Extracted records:
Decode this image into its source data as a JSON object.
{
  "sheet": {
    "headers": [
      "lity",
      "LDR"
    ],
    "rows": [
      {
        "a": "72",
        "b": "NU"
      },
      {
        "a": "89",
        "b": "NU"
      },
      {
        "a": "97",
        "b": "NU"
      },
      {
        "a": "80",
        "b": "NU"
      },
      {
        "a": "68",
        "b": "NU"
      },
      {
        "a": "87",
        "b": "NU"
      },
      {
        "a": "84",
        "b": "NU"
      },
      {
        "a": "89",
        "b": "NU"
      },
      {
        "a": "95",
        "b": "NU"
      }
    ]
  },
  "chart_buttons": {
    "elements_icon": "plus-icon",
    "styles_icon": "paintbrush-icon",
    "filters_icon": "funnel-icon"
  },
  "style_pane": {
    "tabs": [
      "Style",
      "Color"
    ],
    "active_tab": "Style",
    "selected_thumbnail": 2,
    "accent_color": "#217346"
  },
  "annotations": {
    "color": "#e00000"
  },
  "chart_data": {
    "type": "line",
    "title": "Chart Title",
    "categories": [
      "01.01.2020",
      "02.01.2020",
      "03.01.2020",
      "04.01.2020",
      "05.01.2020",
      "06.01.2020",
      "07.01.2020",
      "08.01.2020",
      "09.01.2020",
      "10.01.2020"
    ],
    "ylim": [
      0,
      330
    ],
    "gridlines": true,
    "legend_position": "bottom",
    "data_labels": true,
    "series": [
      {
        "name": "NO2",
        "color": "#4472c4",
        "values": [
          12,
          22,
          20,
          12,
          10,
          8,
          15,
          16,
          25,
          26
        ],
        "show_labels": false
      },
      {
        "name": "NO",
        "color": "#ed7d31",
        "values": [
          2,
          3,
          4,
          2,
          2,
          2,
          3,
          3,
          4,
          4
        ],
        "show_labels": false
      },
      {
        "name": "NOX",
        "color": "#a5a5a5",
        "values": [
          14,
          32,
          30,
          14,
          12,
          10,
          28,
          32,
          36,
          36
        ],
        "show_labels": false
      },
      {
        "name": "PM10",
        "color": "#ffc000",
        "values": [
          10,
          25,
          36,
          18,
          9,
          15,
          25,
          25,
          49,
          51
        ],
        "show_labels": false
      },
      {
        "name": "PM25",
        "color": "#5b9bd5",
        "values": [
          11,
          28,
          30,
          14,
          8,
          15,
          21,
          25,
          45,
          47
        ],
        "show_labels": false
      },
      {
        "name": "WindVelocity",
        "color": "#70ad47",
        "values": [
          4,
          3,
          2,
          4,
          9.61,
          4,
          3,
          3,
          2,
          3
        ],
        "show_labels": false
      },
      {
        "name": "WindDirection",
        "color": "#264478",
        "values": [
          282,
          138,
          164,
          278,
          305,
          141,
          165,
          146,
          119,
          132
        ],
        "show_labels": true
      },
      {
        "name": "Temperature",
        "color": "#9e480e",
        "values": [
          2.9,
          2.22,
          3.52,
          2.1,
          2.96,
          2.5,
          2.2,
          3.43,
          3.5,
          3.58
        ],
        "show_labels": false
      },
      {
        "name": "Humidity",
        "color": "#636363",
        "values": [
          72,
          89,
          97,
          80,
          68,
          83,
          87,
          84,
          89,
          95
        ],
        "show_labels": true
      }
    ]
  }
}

• **Prompt**:
Each line of the listing above should be output exactly.

• **Reply**:
Decode this image into its source data as a JSON object.
{
  "sheet": {
    "headers": [
      "lity",
      "LDR"
    ],
    "rows": [
      {
        "a": "72",
        "b": "NU"
      },
      {
        "a": "89",
        "b": "NU"
      },
      {
        "a": "97",
        "b": "NU"
      },
      {
        "a": "80",
        "b": "NU"
      },
      {
        "a": "68",
        "b": "NU"
      },
      {
        "a": "87",
        "b": "NU"
      },
      {
        "a": "84",
        "b": "NU"
      },
      {
        "a": "89",
        "b": "NU"
      },
      {
        "a": "95",
        "b": "NU"
      }
    ]
  },
  "chart_buttons": {
    "elements_icon": "plus-icon",
    "styles_icon": "paintbrush-icon",
    "filters_icon": "funnel-icon"
  },
  "style_pane": {
    "tabs": [
      "Style",
      "Color"
    ],
    "active_tab": "Style",
    "selected_thumbnail": 2,
    "accent_color": "#217346"
  },
  "annotations": {
    "color": "#e00000"
  },
  "chart_data": {
    "type": "line",
    "title": "Chart Title",
    "categories": [
      "01.01.2020",
      "02.01.2020",
      "03.01.2020",
      "04.01.2020",
      "05.01.2020",
      "06.01.2020",
      "07.01.2020",
      "08.01.2020",
      "09.01.2020",
      "10.01.2020"
    ],
    "ylim": [
      0,
      330
    ],
    "gridlines": true,
    "legend_position": "bottom",
    "data_labels": true,
    "series": [
      {
        "name": "NO2",
        "color": "#4472c4",
        "values": [
          12,
          22,
          20,
          12,
          10,
          8,
          15,
          16,
          25,
          26
        ],
        "show_labels": false
      },
      {
        "name": "NO",
        "color": "#ed7d31",
        "values": [
          2,
          3,
          4,
          2,
          2,
          2,
          3,
          3,
          4,
          4
        ],
        "show_labels": false
      },
      {
        "name": "NOX",
        "color": "#a5a5a5",
        "values": [
          14,
          32,
          30,
          14,
          12,
          10,
          28,
          32,
          36,
          36
        ],
        "show_labels": false
      },
      {
        "name": "PM10",
        "color": "#ffc000",
        "values": [
          10,
          25,
          36,
          18,
          9,
          15,
          25,
          25,
          49,
          51
        ],
        "show_labels": false
      },
      {
        "name": "PM25",
        "color": "#5b9bd5",
        "values": [
          11,
          28,
          30,
          14,
          8,
          15,
          21,
          25,
          45,
          47
        ],
        "show_labels": false
      },
      {
        "name": "WindVelocity",
        "color": "#70ad47",
        "values": [
          4,
          3,
          2,
          4,
          9.61,
          4,
          3,
          3,
          2,
          3
        ],
        "show_labels": false
      },
      {
        "name": "WindDirection",
        "color": "#264478",
        "values": [
          282,
          138,
          164,
          278,
          305,
          141,
          165,
          146,
          119,
          132
        ],
        "show_labels": true
      },
      {
        "name": "Temperature",
        "color": "#9e480e",
        "values": [
          2.9,
          2.22,
          3.52,
          2.1,
          2.96,
          2.5,
          2.2,
          3.43,
          3.5,
          3.58
        ],
        "show_labels": false
      },
      {
        "name": "Humidity",
        "color": "#636363",
        "values": [
          72,
          89,
          97,
          80,
          68,
          83,
          87,
          84,
          89,
          95
        ],
        "show_labels": true
      }
    ]
  }
}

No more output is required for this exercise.